Required task: Write every entry out again exactly, please, and skip the pictures.

Available records:
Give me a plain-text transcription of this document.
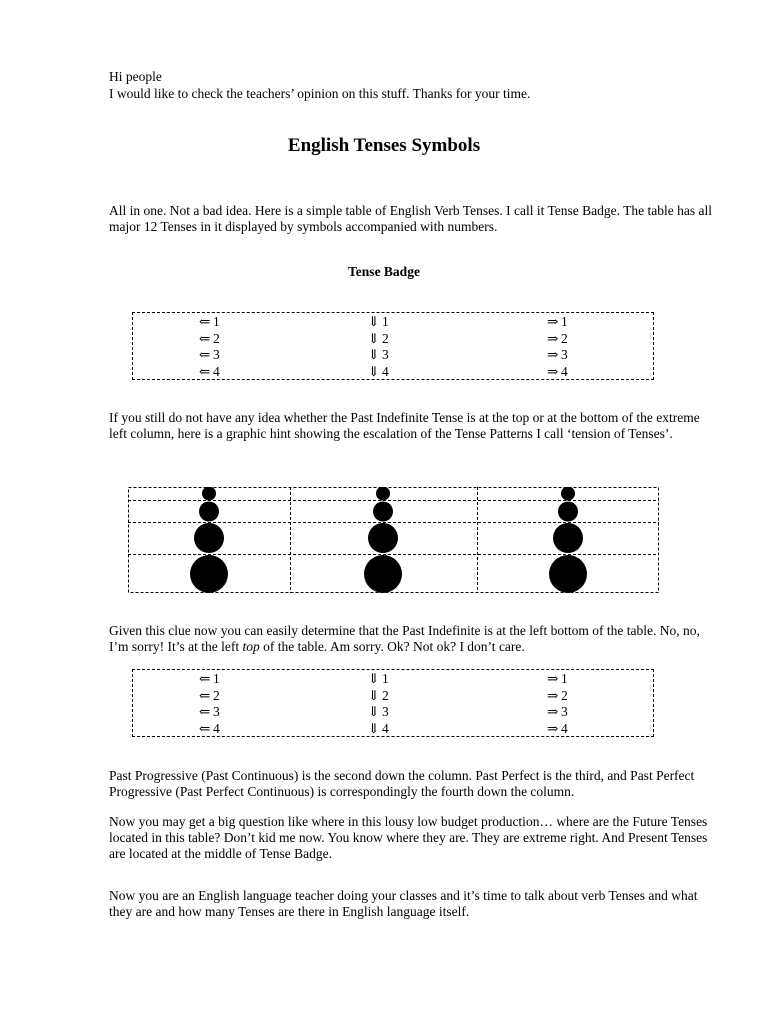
Hi people
I would like to check the teachers’ opinion on this stuff. Thanks for your time.
English Tenses Symbols
All in one. Not a bad idea. Here is a simple table of English Verb Tenses. I call it Tense Badge. The table has all major 12 Tenses in it displayed by symbols accompanied with numbers.
Tense Badge
⇐ 1
⇐ 2
⇐ 3
⇐ 4
⇓ 1
⇓ 2
⇓ 3
⇓ 4
⇒ 1
⇒ 2
⇒ 3
⇒ 4
If you still do not have any idea whether the Past Indefinite Tense is at the top or at the bottom of the extreme left column, here is a graphic hint showing the escalation of the Tense Patterns I call ‘tension of Tenses’.
Given this clue now you can easily determine that the Past Indefinite is at the left bottom of the table. No, no, I’m sorry! It’s at the left top of the table. Am sorry. Ok? Not ok? I don’t care.
⇐ 1
⇐ 2
⇐ 3
⇐ 4
⇓ 1
⇓ 2
⇓ 3
⇓ 4
⇒ 1
⇒ 2
⇒ 3
⇒ 4
Past Progressive (Past Continuous) is the second down the column. Past Perfect is the third, and Past Perfect Progressive (Past Perfect Continuous) is correspondingly the fourth down the column.
Now you may get a big question like where in this lousy low budget production… where are the Future Tenses located in this table? Don’t kid me now. You know where they are. They are extreme right. And Present Tenses are located at the middle of Tense Badge.
Now you are an English language teacher doing your classes and it’s time to talk about verb Tenses and what they are and how many Tenses are there in English language itself.
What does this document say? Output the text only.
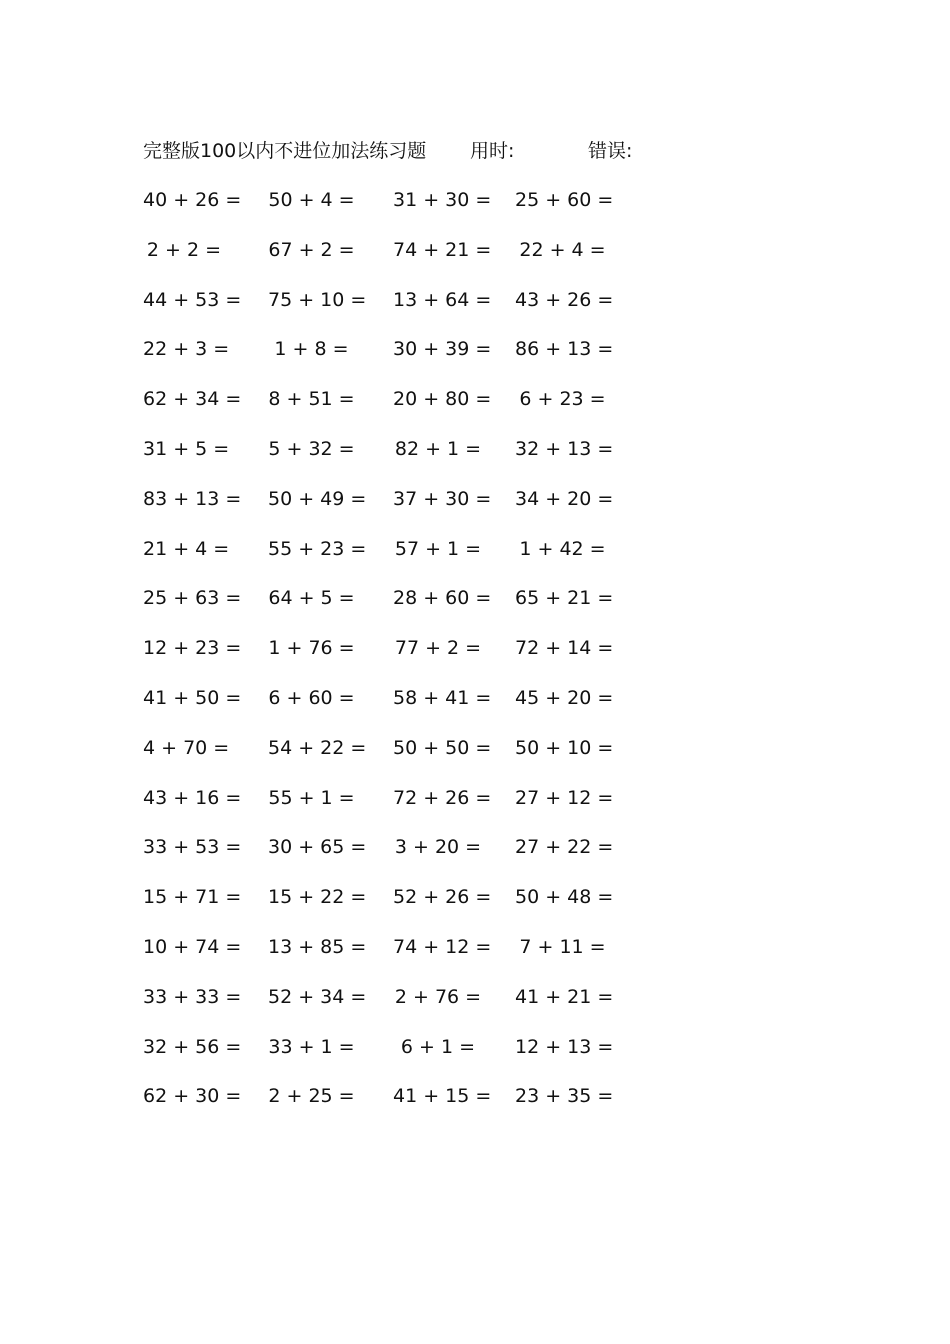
完整版100以内不进位加法练习题 用时:	错误:
40 + 26 = 50 + 4 = 31 + 30 = 25 + 60 =
2 + 2 = 67 + 2 = 74 + 21 = 22 + 4 =
44 + 53 = 75 + 10 = 13 + 64 = 43 + 26 =
22 + 3 =	1 + 8 =	30 + 39 = 86 + 13 =
62 + 34 = 8 + 51 = 20 + 80 = 6 + 23 =
31 + 5 = 5 + 32 = 82 + 1 = 32 + 13 =
83 + 13 = 50 + 49 = 37 + 30 = 34 + 20 =
21 + 4 = 55 + 23 = 57 + 1 = 1 + 42 =
25 + 63 = 64 + 5 = 28 + 60 = 65 + 21 =
12 + 23 = 1 + 76 = 77 + 2 = 72 + 14 =
41 + 50 = 6 + 60 = 58 + 41 = 45 + 20 =
4 + 70 = 54 + 22 = 50 + 50 = 50 + 10 =
43 + 16 = 55 + 1 = 72 + 26 = 27 + 12 =
33 + 53 = 30 + 65 = 3 + 20 = 27 + 22 =
15 + 71 = 15 + 22 = 52 + 26 = 50 + 48 =
10 + 74 = 13 + 85 = 74 + 12 = 7 + 11 =
33 + 33 = 52 + 34 = 2 + 76 = 41 + 21 =
32 + 56 = 33 + 1 =	6 + 1 =	12 + 13 =
62 + 30 = 2 + 25 = 41 + 15 = 23 + 35 =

Complete response:
Give me a plain-text transcription of this document.
Hi people
I would like to check the teachers’ opinion on this stuff. Thanks for your time.
English Tenses Symbols
All in one. Not a bad idea. Here is a simple table of English Verb Tenses. I call it Tense Badge. The table has all major 12 Tenses in it displayed by symbols accompanied with numbers.
Tense Badge
⇐ 1
⇐ 2
⇐ 3
⇐ 4
⇓ 1
⇓ 2
⇓ 3
⇓ 4
⇒ 1
⇒ 2
⇒ 3
⇒ 4
If you still do not have any idea whether the Past Indefinite Tense is at the top or at the bottom of the extreme left column, here is a graphic hint showing the escalation of the Tense Patterns I call ‘tension of Tenses’.
Given this clue now you can easily determine that the Past Indefinite is at the left bottom of the table. No, no, I’m sorry! It’s at the left top of the table. Am sorry. Ok? Not ok? I don’t care.
⇐ 1
⇐ 2
⇐ 3
⇐ 4
⇓ 1
⇓ 2
⇓ 3
⇓ 4
⇒ 1
⇒ 2
⇒ 3
⇒ 4
Past Progressive (Past Continuous) is the second down the column. Past Perfect is the third, and Past Perfect Progressive (Past Perfect Continuous) is correspondingly the fourth down the column.
Now you may get a big question like where in this lousy low budget production… where are the Future Tenses located in this table? Don’t kid me now. You know where they are. They are extreme right. And Present Tenses are located at the middle of Tense Badge.
Now you are an English language teacher doing your classes and it’s time to talk about verb Tenses and what they are and how many Tenses are there in English language itself.
What does this document say? Output the text only.
完整版100以内不进位加法练习题 用时:	错误:
40 + 26 = 50 + 4 = 31 + 30 = 25 + 60 =
2 + 2 = 67 + 2 = 74 + 21 = 22 + 4 =
44 + 53 = 75 + 10 = 13 + 64 = 43 + 26 =
22 + 3 =	1 + 8 =	30 + 39 = 86 + 13 =
62 + 34 = 8 + 51 = 20 + 80 = 6 + 23 =
31 + 5 = 5 + 32 = 82 + 1 = 32 + 13 =
83 + 13 = 50 + 49 = 37 + 30 = 34 + 20 =
21 + 4 = 55 + 23 = 57 + 1 = 1 + 42 =
25 + 63 = 64 + 5 = 28 + 60 = 65 + 21 =
12 + 23 = 1 + 76 = 77 + 2 = 72 + 14 =
41 + 50 = 6 + 60 = 58 + 41 = 45 + 20 =
4 + 70 = 54 + 22 = 50 + 50 = 50 + 10 =
43 + 16 = 55 + 1 = 72 + 26 = 27 + 12 =
33 + 53 = 30 + 65 = 3 + 20 = 27 + 22 =
15 + 71 = 15 + 22 = 52 + 26 = 50 + 48 =
10 + 74 = 13 + 85 = 74 + 12 = 7 + 11 =
33 + 33 = 52 + 34 = 2 + 76 = 41 + 21 =
32 + 56 = 33 + 1 =	6 + 1 =	12 + 13 =
62 + 30 = 2 + 25 = 41 + 15 = 23 + 35 =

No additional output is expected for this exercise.